Description of the task → Your answer should be a single number: the count of lines that include "into".

---------- Input records ----------

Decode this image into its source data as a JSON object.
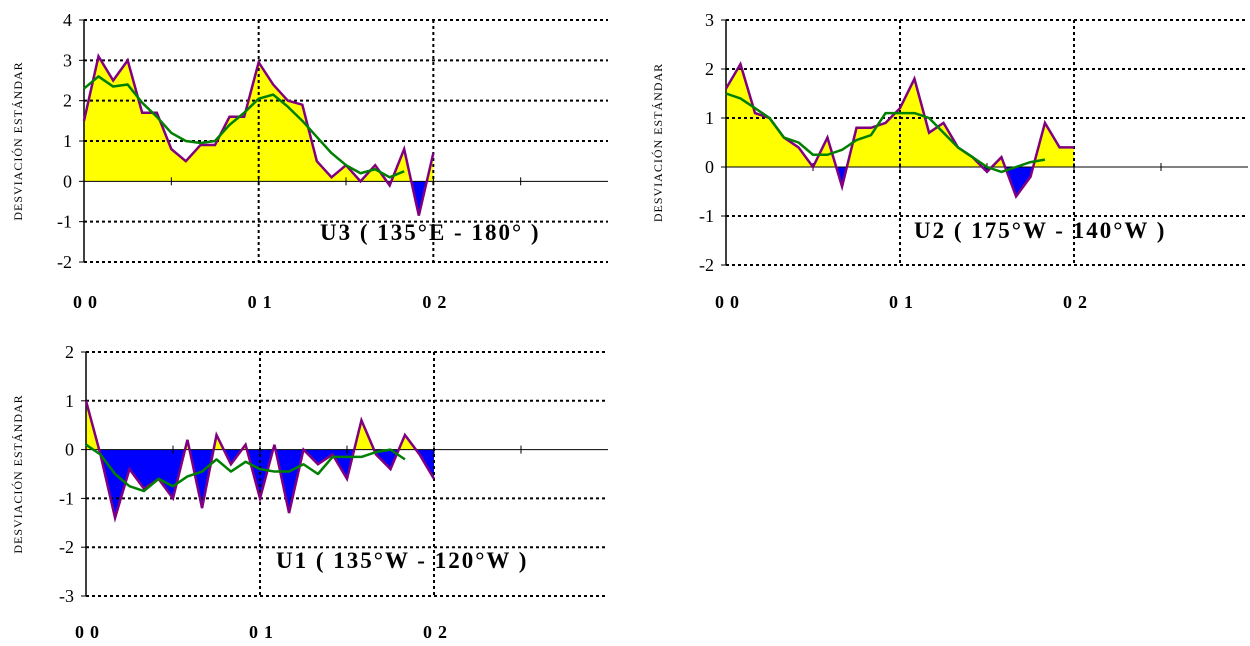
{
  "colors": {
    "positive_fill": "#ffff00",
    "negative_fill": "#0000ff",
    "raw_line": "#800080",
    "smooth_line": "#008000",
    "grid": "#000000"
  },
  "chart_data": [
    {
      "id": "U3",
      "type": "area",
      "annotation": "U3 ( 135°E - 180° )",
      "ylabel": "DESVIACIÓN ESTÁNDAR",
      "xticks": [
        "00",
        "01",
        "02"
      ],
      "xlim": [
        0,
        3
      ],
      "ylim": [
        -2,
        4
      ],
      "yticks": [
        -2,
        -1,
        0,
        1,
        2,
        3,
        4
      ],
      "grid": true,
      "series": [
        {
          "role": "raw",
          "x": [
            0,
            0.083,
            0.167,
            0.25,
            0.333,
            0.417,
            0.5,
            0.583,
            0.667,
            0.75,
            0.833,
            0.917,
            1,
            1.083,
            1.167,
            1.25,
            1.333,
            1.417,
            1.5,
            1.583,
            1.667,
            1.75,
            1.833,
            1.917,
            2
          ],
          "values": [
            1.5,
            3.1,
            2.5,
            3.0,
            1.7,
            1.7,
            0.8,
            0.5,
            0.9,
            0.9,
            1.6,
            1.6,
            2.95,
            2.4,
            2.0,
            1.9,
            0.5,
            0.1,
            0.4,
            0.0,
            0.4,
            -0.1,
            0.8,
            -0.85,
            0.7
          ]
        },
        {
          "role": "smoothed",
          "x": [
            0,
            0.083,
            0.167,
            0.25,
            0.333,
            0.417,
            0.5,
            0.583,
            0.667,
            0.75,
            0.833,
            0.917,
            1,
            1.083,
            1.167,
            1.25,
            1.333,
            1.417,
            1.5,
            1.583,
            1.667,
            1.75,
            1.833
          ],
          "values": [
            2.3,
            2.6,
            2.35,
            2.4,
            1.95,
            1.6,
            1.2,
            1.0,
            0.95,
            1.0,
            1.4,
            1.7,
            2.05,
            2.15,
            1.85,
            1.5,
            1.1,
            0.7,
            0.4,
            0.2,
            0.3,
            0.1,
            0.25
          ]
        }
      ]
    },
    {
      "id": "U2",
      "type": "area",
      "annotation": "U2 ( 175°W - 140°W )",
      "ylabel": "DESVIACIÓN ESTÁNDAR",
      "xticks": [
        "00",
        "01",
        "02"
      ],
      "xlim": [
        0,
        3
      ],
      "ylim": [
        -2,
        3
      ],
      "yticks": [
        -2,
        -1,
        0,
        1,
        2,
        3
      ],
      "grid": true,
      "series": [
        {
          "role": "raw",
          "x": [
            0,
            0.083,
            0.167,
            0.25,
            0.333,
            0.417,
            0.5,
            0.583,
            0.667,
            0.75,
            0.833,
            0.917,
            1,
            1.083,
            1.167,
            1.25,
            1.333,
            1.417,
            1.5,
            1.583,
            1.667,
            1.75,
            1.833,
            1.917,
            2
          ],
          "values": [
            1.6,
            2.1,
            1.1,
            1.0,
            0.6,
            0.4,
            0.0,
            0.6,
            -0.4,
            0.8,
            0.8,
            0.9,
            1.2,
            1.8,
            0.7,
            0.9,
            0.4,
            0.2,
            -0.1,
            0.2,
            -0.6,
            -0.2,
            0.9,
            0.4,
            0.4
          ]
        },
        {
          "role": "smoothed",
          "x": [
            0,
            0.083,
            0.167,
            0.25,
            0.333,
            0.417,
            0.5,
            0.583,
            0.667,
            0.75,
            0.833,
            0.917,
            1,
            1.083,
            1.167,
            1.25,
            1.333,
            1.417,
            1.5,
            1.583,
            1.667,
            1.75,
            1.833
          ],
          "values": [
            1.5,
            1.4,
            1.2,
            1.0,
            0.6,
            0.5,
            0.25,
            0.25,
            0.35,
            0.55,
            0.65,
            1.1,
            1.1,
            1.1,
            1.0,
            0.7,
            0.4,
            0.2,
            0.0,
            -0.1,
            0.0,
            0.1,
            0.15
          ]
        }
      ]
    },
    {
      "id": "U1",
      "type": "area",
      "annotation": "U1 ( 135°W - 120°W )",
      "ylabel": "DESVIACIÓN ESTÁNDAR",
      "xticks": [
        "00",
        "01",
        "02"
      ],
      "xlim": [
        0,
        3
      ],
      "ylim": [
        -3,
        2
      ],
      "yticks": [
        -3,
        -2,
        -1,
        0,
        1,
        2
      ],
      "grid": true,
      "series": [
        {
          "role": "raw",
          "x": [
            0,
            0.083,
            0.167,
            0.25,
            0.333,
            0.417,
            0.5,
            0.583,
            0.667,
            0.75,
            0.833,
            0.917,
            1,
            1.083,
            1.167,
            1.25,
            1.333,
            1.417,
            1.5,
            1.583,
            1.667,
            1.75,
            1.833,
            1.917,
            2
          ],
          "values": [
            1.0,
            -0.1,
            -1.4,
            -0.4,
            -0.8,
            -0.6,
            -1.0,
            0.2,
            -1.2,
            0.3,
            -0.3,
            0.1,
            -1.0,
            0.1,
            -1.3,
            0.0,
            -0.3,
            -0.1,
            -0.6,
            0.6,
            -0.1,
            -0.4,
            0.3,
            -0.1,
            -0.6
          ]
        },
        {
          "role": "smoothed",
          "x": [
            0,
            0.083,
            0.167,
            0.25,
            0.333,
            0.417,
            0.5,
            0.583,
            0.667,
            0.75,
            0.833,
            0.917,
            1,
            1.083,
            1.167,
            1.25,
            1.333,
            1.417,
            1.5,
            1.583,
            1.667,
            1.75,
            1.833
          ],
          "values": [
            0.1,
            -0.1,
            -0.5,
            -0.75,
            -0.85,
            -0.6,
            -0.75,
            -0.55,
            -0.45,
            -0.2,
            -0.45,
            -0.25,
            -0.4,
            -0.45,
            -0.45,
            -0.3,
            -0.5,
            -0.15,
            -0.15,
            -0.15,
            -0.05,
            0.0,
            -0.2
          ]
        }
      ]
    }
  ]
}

----------
---------- Input records ----------

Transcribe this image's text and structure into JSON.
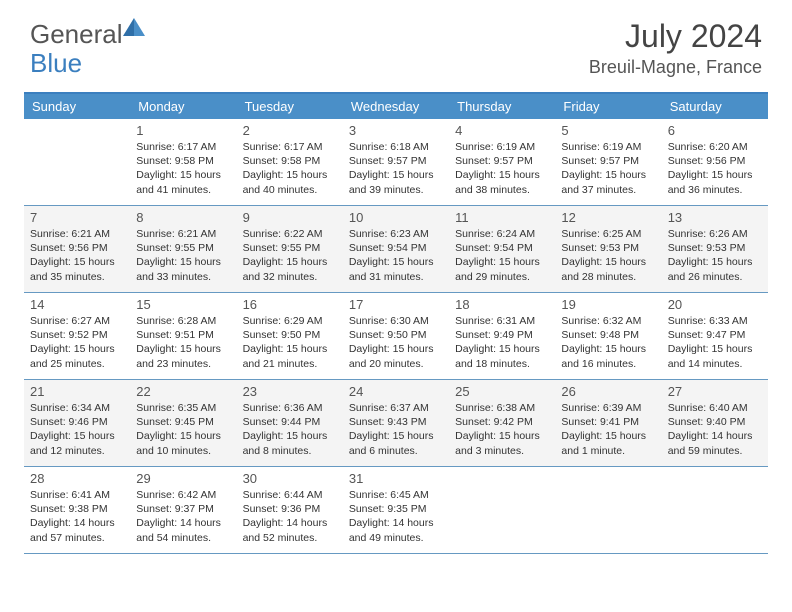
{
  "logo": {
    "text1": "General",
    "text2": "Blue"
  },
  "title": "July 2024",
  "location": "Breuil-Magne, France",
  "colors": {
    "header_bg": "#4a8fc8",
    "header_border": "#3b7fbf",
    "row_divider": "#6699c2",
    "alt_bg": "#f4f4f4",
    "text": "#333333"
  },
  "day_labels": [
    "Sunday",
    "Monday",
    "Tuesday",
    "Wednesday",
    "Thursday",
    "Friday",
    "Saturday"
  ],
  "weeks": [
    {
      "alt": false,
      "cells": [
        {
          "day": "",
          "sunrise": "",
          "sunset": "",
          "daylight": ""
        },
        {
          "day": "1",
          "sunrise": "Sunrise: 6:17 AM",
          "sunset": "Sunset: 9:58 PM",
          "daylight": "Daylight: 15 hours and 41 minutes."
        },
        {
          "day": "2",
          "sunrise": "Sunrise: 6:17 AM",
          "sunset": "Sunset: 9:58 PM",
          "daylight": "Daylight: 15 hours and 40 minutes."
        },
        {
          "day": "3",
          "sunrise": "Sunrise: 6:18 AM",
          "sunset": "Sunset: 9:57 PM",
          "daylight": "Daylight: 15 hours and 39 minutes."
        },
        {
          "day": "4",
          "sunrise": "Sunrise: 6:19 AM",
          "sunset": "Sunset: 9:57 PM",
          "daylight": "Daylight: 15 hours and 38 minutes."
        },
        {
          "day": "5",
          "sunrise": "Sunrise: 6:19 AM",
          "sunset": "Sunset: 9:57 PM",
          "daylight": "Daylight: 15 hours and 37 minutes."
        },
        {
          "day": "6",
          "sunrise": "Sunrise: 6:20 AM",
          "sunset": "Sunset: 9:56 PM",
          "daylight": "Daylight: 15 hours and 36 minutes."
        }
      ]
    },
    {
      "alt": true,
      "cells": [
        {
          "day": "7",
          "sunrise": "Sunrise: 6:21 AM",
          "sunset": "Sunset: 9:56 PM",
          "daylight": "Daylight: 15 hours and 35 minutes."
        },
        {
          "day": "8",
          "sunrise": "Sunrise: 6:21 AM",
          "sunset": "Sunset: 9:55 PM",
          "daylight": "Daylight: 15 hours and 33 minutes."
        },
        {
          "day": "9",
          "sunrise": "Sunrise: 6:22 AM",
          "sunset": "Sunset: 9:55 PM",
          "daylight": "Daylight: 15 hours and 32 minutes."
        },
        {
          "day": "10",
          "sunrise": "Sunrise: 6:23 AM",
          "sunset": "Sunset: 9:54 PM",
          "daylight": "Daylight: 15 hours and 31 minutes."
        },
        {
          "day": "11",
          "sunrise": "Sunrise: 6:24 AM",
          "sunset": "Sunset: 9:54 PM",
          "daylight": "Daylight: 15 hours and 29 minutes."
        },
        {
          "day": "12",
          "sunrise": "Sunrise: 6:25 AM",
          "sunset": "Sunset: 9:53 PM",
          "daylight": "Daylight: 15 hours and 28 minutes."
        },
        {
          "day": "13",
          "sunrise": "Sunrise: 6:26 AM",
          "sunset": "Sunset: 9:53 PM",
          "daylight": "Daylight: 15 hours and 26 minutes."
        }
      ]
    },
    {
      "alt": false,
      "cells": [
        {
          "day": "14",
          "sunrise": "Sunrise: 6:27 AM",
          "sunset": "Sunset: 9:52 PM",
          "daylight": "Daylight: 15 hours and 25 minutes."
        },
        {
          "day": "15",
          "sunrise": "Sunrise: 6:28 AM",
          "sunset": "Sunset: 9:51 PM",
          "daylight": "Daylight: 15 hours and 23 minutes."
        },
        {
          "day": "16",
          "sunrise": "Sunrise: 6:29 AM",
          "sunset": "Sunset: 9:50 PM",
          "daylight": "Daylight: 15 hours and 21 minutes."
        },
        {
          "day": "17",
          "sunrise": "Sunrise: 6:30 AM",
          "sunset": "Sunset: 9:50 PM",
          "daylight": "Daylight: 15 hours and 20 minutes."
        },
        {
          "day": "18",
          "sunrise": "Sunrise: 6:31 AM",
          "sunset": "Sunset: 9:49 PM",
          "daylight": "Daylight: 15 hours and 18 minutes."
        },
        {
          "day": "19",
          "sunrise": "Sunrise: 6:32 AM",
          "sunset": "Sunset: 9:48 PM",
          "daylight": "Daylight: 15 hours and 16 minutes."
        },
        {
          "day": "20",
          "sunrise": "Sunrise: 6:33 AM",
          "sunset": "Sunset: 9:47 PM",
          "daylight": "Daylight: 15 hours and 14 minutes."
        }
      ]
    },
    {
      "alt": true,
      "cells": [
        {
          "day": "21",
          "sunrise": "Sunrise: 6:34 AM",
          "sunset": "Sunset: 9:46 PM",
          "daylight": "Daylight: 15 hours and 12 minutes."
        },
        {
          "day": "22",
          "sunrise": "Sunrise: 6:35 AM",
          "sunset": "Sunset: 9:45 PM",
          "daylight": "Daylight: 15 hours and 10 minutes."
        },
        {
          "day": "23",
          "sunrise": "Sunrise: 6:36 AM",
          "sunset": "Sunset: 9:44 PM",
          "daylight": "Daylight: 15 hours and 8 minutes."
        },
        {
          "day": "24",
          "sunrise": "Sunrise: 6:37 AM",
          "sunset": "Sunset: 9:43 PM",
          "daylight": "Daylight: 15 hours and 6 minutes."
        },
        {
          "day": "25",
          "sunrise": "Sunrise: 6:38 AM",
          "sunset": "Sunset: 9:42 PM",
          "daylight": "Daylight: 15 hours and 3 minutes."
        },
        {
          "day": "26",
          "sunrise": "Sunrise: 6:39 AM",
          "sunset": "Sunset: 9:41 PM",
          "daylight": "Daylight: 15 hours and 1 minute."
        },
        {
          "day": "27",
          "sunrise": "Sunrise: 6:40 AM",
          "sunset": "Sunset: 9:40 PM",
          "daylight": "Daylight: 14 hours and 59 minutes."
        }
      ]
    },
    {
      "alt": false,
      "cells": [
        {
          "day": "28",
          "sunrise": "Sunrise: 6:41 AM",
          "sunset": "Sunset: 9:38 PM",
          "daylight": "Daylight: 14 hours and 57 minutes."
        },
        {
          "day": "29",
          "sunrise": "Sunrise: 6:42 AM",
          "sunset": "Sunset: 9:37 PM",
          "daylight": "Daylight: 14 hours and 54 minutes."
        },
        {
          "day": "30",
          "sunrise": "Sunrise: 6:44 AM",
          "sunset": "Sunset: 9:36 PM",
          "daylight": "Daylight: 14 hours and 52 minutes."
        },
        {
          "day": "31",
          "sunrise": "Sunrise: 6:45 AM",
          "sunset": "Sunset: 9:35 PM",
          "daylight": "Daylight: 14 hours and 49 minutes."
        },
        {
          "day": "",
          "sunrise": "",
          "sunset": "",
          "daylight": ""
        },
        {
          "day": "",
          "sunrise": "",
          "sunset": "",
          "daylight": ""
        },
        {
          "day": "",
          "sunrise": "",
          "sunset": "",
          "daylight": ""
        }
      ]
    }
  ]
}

----------
---------- Input records ----------

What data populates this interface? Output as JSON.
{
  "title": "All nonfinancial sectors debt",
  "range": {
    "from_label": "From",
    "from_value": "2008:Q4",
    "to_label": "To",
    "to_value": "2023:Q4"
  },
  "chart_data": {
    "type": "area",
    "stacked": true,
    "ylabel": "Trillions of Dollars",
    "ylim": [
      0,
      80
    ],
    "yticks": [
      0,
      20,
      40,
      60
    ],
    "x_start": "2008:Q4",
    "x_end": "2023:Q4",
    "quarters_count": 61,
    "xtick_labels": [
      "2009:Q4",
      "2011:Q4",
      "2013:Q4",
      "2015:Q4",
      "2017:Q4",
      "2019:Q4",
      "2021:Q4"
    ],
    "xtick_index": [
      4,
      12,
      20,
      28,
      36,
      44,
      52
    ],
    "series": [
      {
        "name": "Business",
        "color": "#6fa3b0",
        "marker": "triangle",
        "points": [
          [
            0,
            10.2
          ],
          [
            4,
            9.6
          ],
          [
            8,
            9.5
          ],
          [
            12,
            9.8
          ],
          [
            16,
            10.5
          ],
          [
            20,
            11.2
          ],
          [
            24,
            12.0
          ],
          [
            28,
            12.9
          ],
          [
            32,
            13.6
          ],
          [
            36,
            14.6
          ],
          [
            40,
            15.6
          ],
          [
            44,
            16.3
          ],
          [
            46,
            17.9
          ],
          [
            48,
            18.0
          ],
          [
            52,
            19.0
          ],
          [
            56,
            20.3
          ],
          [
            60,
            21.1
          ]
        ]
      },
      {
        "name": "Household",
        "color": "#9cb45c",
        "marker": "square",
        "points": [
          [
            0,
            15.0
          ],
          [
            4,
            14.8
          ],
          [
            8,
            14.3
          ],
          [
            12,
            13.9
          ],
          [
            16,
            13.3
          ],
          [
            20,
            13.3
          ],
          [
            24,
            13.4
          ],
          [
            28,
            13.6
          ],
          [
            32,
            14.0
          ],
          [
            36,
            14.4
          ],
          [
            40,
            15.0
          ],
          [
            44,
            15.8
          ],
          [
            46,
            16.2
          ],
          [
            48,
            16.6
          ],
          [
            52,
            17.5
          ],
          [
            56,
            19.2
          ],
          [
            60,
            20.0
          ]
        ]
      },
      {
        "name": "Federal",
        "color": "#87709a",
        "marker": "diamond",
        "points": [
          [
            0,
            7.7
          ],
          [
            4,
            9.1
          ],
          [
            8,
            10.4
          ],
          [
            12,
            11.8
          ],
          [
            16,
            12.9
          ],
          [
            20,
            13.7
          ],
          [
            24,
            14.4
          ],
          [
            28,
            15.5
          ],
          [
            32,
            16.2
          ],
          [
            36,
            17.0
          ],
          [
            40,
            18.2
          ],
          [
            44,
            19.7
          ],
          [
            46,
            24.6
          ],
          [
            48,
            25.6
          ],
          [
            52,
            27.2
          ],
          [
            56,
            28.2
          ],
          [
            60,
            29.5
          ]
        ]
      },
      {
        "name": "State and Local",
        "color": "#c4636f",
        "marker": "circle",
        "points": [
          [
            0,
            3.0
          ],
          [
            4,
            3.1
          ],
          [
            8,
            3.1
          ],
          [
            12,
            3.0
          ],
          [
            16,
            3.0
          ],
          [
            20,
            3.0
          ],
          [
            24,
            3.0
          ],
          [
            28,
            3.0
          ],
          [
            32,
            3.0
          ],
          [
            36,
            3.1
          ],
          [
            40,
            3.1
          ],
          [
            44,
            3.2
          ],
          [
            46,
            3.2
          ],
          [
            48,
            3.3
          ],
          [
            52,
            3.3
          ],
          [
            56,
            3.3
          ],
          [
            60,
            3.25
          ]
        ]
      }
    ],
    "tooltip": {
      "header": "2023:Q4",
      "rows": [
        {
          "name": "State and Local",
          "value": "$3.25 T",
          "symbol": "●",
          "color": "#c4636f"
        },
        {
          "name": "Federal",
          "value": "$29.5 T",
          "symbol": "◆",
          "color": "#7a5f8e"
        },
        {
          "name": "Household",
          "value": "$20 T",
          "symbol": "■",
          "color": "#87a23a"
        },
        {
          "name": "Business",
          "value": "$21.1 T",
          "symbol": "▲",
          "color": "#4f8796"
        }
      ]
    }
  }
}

----------

Final result → 2